Below are the records; pull every line that includes "could".

* BEGIN Available records *

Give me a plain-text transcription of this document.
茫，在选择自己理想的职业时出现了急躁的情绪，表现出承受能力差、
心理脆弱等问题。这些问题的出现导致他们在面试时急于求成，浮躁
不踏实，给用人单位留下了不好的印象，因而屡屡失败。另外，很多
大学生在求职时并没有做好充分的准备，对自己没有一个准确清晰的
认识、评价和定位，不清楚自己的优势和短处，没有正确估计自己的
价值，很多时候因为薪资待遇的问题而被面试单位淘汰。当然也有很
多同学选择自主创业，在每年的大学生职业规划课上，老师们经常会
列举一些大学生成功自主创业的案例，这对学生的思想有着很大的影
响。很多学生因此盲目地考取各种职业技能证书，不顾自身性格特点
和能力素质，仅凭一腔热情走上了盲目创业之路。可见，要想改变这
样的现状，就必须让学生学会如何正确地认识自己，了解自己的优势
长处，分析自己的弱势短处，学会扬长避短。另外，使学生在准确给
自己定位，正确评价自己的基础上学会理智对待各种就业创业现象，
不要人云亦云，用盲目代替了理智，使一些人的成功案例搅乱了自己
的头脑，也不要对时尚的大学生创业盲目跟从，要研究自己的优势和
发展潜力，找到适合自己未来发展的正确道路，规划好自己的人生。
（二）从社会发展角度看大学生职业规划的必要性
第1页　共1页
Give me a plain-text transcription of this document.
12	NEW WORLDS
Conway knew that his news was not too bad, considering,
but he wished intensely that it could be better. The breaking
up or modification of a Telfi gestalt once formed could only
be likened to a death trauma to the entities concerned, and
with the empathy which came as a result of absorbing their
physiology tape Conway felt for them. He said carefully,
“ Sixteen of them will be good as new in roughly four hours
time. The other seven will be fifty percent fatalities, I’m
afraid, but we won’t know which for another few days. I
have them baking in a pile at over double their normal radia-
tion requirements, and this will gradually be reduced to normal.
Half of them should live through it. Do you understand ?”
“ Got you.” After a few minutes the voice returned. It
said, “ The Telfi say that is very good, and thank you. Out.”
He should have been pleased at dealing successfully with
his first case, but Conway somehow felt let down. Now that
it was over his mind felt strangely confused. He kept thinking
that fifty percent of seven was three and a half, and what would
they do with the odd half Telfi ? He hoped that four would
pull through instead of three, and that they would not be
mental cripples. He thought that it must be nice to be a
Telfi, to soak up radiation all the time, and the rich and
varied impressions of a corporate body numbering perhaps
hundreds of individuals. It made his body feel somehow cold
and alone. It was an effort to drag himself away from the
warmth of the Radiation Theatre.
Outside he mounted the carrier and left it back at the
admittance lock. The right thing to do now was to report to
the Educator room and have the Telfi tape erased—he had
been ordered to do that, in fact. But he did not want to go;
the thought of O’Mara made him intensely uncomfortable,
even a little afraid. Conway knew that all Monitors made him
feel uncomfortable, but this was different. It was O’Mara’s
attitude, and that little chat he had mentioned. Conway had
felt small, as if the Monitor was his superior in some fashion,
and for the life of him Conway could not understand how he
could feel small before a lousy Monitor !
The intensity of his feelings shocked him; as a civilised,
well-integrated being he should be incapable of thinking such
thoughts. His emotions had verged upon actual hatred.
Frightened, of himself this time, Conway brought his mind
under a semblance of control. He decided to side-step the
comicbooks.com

* END Available records *

Written solution ->
but he wished intensely that it could be better. The breaking
up or modification of a Telfi gestalt once formed could only
and for the life of him Conway could not understand how he
could feel small before a lousy Monitor !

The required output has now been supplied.